**WHAT THIS TASK INVOLVES**.
Your task is to reproduce the entries below word for word.

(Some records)
## START
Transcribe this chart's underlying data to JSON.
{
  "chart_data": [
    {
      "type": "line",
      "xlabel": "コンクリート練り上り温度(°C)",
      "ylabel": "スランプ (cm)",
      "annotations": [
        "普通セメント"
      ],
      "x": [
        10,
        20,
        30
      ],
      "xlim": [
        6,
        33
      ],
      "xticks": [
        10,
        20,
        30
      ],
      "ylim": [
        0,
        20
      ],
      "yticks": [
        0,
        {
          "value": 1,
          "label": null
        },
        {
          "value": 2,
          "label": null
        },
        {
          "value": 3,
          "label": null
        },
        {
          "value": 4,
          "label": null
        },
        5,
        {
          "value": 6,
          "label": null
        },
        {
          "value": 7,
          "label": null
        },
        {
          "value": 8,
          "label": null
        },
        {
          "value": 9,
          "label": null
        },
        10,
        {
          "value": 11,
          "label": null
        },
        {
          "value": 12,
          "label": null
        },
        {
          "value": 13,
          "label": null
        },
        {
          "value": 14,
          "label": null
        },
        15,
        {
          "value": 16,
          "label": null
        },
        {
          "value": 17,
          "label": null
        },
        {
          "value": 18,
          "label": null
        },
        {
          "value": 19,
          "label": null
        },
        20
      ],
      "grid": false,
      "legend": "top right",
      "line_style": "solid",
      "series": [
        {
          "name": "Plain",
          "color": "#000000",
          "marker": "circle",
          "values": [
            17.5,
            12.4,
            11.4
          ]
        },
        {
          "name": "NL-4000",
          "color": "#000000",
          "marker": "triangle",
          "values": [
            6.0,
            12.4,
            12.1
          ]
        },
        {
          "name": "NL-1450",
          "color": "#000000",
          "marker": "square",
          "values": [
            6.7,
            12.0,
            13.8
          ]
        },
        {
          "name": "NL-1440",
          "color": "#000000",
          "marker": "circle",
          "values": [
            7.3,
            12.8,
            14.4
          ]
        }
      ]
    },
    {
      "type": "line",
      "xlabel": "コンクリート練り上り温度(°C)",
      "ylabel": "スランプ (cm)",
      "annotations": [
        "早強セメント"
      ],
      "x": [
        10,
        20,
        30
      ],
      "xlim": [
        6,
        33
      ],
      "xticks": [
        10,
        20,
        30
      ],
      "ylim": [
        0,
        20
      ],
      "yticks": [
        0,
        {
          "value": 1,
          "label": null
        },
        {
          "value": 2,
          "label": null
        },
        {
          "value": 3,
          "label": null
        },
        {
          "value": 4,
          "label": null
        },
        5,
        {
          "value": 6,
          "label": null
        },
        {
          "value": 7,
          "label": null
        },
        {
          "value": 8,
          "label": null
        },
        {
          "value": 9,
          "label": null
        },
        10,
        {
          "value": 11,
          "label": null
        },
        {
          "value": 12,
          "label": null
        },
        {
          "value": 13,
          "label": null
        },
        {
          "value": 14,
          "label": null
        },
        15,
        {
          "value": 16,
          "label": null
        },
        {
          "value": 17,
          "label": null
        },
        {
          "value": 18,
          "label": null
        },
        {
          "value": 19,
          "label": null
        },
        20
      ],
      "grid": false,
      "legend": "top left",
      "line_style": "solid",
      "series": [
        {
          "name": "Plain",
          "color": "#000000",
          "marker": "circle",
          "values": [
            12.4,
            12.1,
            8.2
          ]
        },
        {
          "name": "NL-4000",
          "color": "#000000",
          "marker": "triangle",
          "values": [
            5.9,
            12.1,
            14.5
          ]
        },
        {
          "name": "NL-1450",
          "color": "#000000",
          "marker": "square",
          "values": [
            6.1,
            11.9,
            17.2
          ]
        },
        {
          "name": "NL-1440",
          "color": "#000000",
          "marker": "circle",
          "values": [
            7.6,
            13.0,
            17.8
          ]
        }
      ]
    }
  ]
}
## END
**RESPONSE**.
Transcribe this chart's underlying data to JSON.
{
  "chart_data": [
    {
      "type": "line",
      "xlabel": "コンクリート練り上り温度(°C)",
      "ylabel": "スランプ (cm)",
      "annotations": [
        "普通セメント"
      ],
      "x": [
        10,
        20,
        30
      ],
      "xlim": [
        6,
        33
      ],
      "xticks": [
        10,
        20,
        30
      ],
      "ylim": [
        0,
        20
      ],
      "yticks": [
        0,
        {
          "value": 1,
          "label": null
        },
        {
          "value": 2,
          "label": null
        },
        {
          "value": 3,
          "label": null
        },
        {
          "value": 4,
          "label": null
        },
        5,
        {
          "value": 6,
          "label": null
        },
        {
          "value": 7,
          "label": null
        },
        {
          "value": 8,
          "label": null
        },
        {
          "value": 9,
          "label": null
        },
        10,
        {
          "value": 11,
          "label": null
        },
        {
          "value": 12,
          "label": null
        },
        {
          "value": 13,
          "label": null
        },
        {
          "value": 14,
          "label": null
        },
        15,
        {
          "value": 16,
          "label": null
        },
        {
          "value": 17,
          "label": null
        },
        {
          "value": 18,
          "label": null
        },
        {
          "value": 19,
          "label": null
        },
        20
      ],
      "grid": false,
      "legend": "top right",
      "line_style": "solid",
      "series": [
        {
          "name": "Plain",
          "color": "#000000",
          "marker": "circle",
          "values": [
            17.5,
            12.4,
            11.4
          ]
        },
        {
          "name": "NL-4000",
          "color": "#000000",
          "marker": "triangle",
          "values": [
            6.0,
            12.4,
            12.1
          ]
        },
        {
          "name": "NL-1450",
          "color": "#000000",
          "marker": "square",
          "values": [
            6.7,
            12.0,
            13.8
          ]
        },
        {
          "name": "NL-1440",
          "color": "#000000",
          "marker": "circle",
          "values": [
            7.3,
            12.8,
            14.4
          ]
        }
      ]
    },
    {
      "type": "line",
      "xlabel": "コンクリート練り上り温度(°C)",
      "ylabel": "スランプ (cm)",
      "annotations": [
        "早強セメント"
      ],
      "x": [
        10,
        20,
        30
      ],
      "xlim": [
        6,
        33
      ],
      "xticks": [
        10,
        20,
        30
      ],
      "ylim": [
        0,
        20
      ],
      "yticks": [
        0,
        {
          "value": 1,
          "label": null
        },
        {
          "value": 2,
          "label": null
        },
        {
          "value": 3,
          "label": null
        },
        {
          "value": 4,
          "label": null
        },
        5,
        {
          "value": 6,
          "label": null
        },
        {
          "value": 7,
          "label": null
        },
        {
          "value": 8,
          "label": null
        },
        {
          "value": 9,
          "label": null
        },
        10,
        {
          "value": 11,
          "label": null
        },
        {
          "value": 12,
          "label": null
        },
        {
          "value": 13,
          "label": null
        },
        {
          "value": 14,
          "label": null
        },
        15,
        {
          "value": 16,
          "label": null
        },
        {
          "value": 17,
          "label": null
        },
        {
          "value": 18,
          "label": null
        },
        {
          "value": 19,
          "label": null
        },
        20
      ],
      "grid": false,
      "legend": "top left",
      "line_style": "solid",
      "series": [
        {
          "name": "Plain",
          "color": "#000000",
          "marker": "circle",
          "values": [
            12.4,
            12.1,
            8.2
          ]
        },
        {
          "name": "NL-4000",
          "color": "#000000",
          "marker": "triangle",
          "values": [
            5.9,
            12.1,
            14.5
          ]
        },
        {
          "name": "NL-1450",
          "color": "#000000",
          "marker": "square",
          "values": [
            6.1,
            11.9,
            17.2
          ]
        },
        {
          "name": "NL-1440",
          "color": "#000000",
          "marker": "circle",
          "values": [
            7.6,
            13.0,
            17.8
          ]
        }
      ]
    }
  ]
}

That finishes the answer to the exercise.